§ WRITTEN INSTRUCTION
Word for word, give the material below again, minus any images.

§ WORKING DATA
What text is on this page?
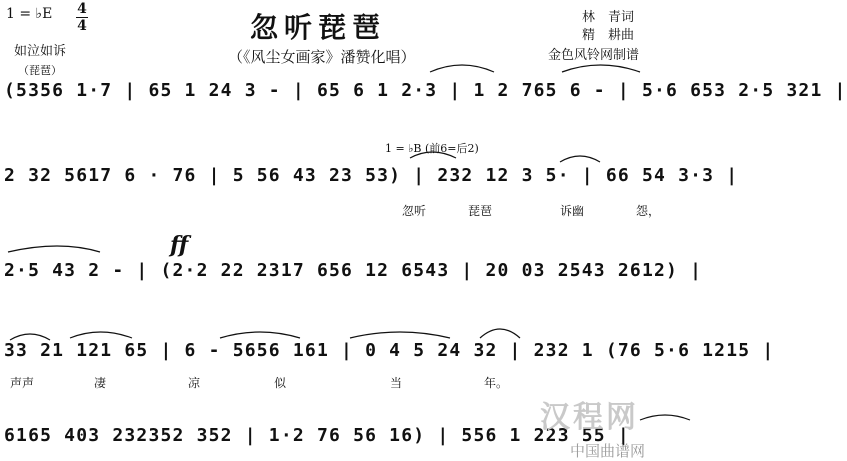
1 = ♭E 4
4	忽听琵琶
（《风尘女画家》潘赞化唱）
如泣如诉
（琵琶）
林　青词
精　耕曲
金色风铃网制谱
(5356 1·7 | 65 1 24 3 - | 65 6 1 2·3 | 1 2 765 6 - | 5·6 653 2·5 321 |
1 = ♭B (前6=后2)
2 32 5617 6 · 76 | 5 56 43 23 53) | 232 12 3 5· | 66 54 3·3 |
忽听	琵琶	诉幽	怨，
ff
2·5 43 2 - | (2·2 22 2317 656 12 6543 | 20 03 2543 2612) |
33 21 121 65 | 6 - 5656 161 | 0 4 5 24 32 | 232 1 (76 5·6 1215 |
声声	凄	凉	似	当	年。
6165 403 232352 352 | 1·2 76 56 16) | 556 1 223 55 |
汉程网
中国曲谱网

§ ANSWER TO THE PROBLEM
What text is on this page?
1 = ♭E 4
4	忽听琵琶
（《风尘女画家》潘赞化唱）
如泣如诉
（琵琶）
林　青词
精　耕曲
金色风铃网制谱
(5356 1·7 | 65 1 24 3 - | 65 6 1 2·3 | 1 2 765 6 - | 5·6 653 2·5 321 |
1 = ♭B (前6=后2)
2 32 5617 6 · 76 | 5 56 43 23 53) | 232 12 3 5· | 66 54 3·3 |
忽听	琵琶	诉幽	怨，
ff
2·5 43 2 - | (2·2 22 2317 656 12 6543 | 20 03 2543 2612) |
33 21 121 65 | 6 - 5656 161 | 0 4 5 24 32 | 232 1 (76 5·6 1215 |
声声	凄	凉	似	当	年。
6165 403 232352 352 | 1·2 76 56 16) | 556 1 223 55 |
汉程网
中国曲谱网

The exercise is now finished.